OBJECTIVE
Send back all the data below, exactly as given.

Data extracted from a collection
════════
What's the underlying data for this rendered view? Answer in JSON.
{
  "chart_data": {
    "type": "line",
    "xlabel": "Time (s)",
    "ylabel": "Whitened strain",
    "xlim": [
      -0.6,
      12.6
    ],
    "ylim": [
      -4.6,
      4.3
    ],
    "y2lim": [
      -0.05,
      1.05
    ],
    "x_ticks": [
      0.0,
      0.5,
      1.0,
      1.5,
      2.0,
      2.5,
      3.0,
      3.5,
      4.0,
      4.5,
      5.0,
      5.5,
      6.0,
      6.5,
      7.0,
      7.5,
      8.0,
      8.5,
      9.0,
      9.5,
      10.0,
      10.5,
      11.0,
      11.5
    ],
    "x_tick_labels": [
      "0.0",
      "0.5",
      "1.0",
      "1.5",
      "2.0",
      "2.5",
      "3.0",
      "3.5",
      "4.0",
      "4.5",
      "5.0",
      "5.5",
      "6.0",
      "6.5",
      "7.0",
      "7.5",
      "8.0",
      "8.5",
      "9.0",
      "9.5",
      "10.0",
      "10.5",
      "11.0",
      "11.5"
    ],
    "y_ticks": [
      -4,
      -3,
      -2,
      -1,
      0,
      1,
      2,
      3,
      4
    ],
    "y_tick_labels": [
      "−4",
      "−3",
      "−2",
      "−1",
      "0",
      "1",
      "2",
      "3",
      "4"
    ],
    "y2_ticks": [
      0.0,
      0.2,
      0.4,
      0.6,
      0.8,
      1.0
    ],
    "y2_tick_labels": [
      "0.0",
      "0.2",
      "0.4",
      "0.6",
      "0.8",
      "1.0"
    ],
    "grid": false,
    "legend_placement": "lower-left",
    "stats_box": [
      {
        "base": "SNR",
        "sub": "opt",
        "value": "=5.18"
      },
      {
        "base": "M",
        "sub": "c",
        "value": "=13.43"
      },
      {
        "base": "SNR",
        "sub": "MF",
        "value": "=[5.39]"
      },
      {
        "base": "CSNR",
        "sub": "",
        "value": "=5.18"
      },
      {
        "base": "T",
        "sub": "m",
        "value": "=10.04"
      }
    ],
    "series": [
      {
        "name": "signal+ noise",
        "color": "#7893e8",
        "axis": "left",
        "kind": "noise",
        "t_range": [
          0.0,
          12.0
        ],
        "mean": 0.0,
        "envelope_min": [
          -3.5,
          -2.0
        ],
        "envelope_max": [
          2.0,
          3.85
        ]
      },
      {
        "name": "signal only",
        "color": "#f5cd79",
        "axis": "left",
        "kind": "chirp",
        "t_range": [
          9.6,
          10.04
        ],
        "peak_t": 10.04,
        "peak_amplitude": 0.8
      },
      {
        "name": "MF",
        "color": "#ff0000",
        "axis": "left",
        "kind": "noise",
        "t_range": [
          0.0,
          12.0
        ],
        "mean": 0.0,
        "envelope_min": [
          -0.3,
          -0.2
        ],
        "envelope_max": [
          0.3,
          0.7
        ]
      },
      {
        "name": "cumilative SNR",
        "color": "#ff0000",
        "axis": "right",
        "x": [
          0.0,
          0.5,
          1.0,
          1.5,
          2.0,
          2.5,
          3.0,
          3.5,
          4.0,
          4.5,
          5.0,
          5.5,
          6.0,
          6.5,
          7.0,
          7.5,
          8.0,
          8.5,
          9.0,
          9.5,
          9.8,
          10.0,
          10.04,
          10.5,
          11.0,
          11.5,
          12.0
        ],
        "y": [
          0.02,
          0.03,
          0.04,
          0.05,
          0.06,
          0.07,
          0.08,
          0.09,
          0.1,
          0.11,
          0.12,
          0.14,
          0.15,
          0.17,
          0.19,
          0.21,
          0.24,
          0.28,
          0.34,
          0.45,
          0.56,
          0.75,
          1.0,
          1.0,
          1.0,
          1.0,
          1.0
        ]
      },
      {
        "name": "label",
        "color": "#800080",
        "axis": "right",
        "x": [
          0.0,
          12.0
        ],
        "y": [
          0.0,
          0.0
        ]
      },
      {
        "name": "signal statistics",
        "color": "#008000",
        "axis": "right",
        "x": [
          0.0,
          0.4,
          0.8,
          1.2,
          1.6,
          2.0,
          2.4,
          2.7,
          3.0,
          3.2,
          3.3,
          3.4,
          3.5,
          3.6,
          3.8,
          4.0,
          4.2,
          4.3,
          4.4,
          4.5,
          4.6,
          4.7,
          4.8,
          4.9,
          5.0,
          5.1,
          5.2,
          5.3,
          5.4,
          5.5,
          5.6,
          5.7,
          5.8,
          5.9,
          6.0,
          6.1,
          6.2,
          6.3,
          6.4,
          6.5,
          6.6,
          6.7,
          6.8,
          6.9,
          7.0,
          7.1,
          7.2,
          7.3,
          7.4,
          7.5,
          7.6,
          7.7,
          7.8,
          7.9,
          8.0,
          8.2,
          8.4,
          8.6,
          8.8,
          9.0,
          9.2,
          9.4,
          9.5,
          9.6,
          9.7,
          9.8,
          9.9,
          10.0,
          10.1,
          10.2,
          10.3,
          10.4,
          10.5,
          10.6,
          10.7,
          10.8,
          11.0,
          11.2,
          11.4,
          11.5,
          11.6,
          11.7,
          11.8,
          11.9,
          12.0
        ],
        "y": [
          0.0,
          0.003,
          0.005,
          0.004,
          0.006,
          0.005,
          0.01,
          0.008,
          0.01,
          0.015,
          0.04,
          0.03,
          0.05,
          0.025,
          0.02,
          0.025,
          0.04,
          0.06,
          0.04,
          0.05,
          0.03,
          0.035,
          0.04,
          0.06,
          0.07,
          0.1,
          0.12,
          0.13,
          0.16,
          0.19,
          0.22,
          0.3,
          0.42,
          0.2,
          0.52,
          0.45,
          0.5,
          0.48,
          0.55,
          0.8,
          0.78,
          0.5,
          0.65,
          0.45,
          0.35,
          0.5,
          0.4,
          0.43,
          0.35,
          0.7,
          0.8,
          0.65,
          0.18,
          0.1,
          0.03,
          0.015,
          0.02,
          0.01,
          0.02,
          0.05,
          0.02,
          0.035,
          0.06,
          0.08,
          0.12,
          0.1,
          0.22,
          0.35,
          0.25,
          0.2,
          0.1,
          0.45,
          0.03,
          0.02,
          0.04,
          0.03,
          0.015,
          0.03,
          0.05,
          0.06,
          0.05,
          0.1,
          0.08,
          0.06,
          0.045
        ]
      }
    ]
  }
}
════════
RESPONSE TO THIS TASK
What's the underlying data for this rendered view? Answer in JSON.
{
  "chart_data": {
    "type": "line",
    "xlabel": "Time (s)",
    "ylabel": "Whitened strain",
    "xlim": [
      -0.6,
      12.6
    ],
    "ylim": [
      -4.6,
      4.3
    ],
    "y2lim": [
      -0.05,
      1.05
    ],
    "x_ticks": [
      0.0,
      0.5,
      1.0,
      1.5,
      2.0,
      2.5,
      3.0,
      3.5,
      4.0,
      4.5,
      5.0,
      5.5,
      6.0,
      6.5,
      7.0,
      7.5,
      8.0,
      8.5,
      9.0,
      9.5,
      10.0,
      10.5,
      11.0,
      11.5
    ],
    "x_tick_labels": [
      "0.0",
      "0.5",
      "1.0",
      "1.5",
      "2.0",
      "2.5",
      "3.0",
      "3.5",
      "4.0",
      "4.5",
      "5.0",
      "5.5",
      "6.0",
      "6.5",
      "7.0",
      "7.5",
      "8.0",
      "8.5",
      "9.0",
      "9.5",
      "10.0",
      "10.5",
      "11.0",
      "11.5"
    ],
    "y_ticks": [
      -4,
      -3,
      -2,
      -1,
      0,
      1,
      2,
      3,
      4
    ],
    "y_tick_labels": [
      "−4",
      "−3",
      "−2",
      "−1",
      "0",
      "1",
      "2",
      "3",
      "4"
    ],
    "y2_ticks": [
      0.0,
      0.2,
      0.4,
      0.6,
      0.8,
      1.0
    ],
    "y2_tick_labels": [
      "0.0",
      "0.2",
      "0.4",
      "0.6",
      "0.8",
      "1.0"
    ],
    "grid": false,
    "legend_placement": "lower-left",
    "stats_box": [
      {
        "base": "SNR",
        "sub": "opt",
        "value": "=5.18"
      },
      {
        "base": "M",
        "sub": "c",
        "value": "=13.43"
      },
      {
        "base": "SNR",
        "sub": "MF",
        "value": "=[5.39]"
      },
      {
        "base": "CSNR",
        "sub": "",
        "value": "=5.18"
      },
      {
        "base": "T",
        "sub": "m",
        "value": "=10.04"
      }
    ],
    "series": [
      {
        "name": "signal+ noise",
        "color": "#7893e8",
        "axis": "left",
        "kind": "noise",
        "t_range": [
          0.0,
          12.0
        ],
        "mean": 0.0,
        "envelope_min": [
          -3.5,
          -2.0
        ],
        "envelope_max": [
          2.0,
          3.85
        ]
      },
      {
        "name": "signal only",
        "color": "#f5cd79",
        "axis": "left",
        "kind": "chirp",
        "t_range": [
          9.6,
          10.04
        ],
        "peak_t": 10.04,
        "peak_amplitude": 0.8
      },
      {
        "name": "MF",
        "color": "#ff0000",
        "axis": "left",
        "kind": "noise",
        "t_range": [
          0.0,
          12.0
        ],
        "mean": 0.0,
        "envelope_min": [
          -0.3,
          -0.2
        ],
        "envelope_max": [
          0.3,
          0.7
        ]
      },
      {
        "name": "cumilative SNR",
        "color": "#ff0000",
        "axis": "right",
        "x": [
          0.0,
          0.5,
          1.0,
          1.5,
          2.0,
          2.5,
          3.0,
          3.5,
          4.0,
          4.5,
          5.0,
          5.5,
          6.0,
          6.5,
          7.0,
          7.5,
          8.0,
          8.5,
          9.0,
          9.5,
          9.8,
          10.0,
          10.04,
          10.5,
          11.0,
          11.5,
          12.0
        ],
        "y": [
          0.02,
          0.03,
          0.04,
          0.05,
          0.06,
          0.07,
          0.08,
          0.09,
          0.1,
          0.11,
          0.12,
          0.14,
          0.15,
          0.17,
          0.19,
          0.21,
          0.24,
          0.28,
          0.34,
          0.45,
          0.56,
          0.75,
          1.0,
          1.0,
          1.0,
          1.0,
          1.0
        ]
      },
      {
        "name": "label",
        "color": "#800080",
        "axis": "right",
        "x": [
          0.0,
          12.0
        ],
        "y": [
          0.0,
          0.0
        ]
      },
      {
        "name": "signal statistics",
        "color": "#008000",
        "axis": "right",
        "x": [
          0.0,
          0.4,
          0.8,
          1.2,
          1.6,
          2.0,
          2.4,
          2.7,
          3.0,
          3.2,
          3.3,
          3.4,
          3.5,
          3.6,
          3.8,
          4.0,
          4.2,
          4.3,
          4.4,
          4.5,
          4.6,
          4.7,
          4.8,
          4.9,
          5.0,
          5.1,
          5.2,
          5.3,
          5.4,
          5.5,
          5.6,
          5.7,
          5.8,
          5.9,
          6.0,
          6.1,
          6.2,
          6.3,
          6.4,
          6.5,
          6.6,
          6.7,
          6.8,
          6.9,
          7.0,
          7.1,
          7.2,
          7.3,
          7.4,
          7.5,
          7.6,
          7.7,
          7.8,
          7.9,
          8.0,
          8.2,
          8.4,
          8.6,
          8.8,
          9.0,
          9.2,
          9.4,
          9.5,
          9.6,
          9.7,
          9.8,
          9.9,
          10.0,
          10.1,
          10.2,
          10.3,
          10.4,
          10.5,
          10.6,
          10.7,
          10.8,
          11.0,
          11.2,
          11.4,
          11.5,
          11.6,
          11.7,
          11.8,
          11.9,
          12.0
        ],
        "y": [
          0.0,
          0.003,
          0.005,
          0.004,
          0.006,
          0.005,
          0.01,
          0.008,
          0.01,
          0.015,
          0.04,
          0.03,
          0.05,
          0.025,
          0.02,
          0.025,
          0.04,
          0.06,
          0.04,
          0.05,
          0.03,
          0.035,
          0.04,
          0.06,
          0.07,
          0.1,
          0.12,
          0.13,
          0.16,
          0.19,
          0.22,
          0.3,
          0.42,
          0.2,
          0.52,
          0.45,
          0.5,
          0.48,
          0.55,
          0.8,
          0.78,
          0.5,
          0.65,
          0.45,
          0.35,
          0.5,
          0.4,
          0.43,
          0.35,
          0.7,
          0.8,
          0.65,
          0.18,
          0.1,
          0.03,
          0.015,
          0.02,
          0.01,
          0.02,
          0.05,
          0.02,
          0.035,
          0.06,
          0.08,
          0.12,
          0.1,
          0.22,
          0.35,
          0.25,
          0.2,
          0.1,
          0.45,
          0.03,
          0.02,
          0.04,
          0.03,
          0.015,
          0.03,
          0.05,
          0.06,
          0.05,
          0.1,
          0.08,
          0.06,
          0.045
        ]
      }
    ]
  }
}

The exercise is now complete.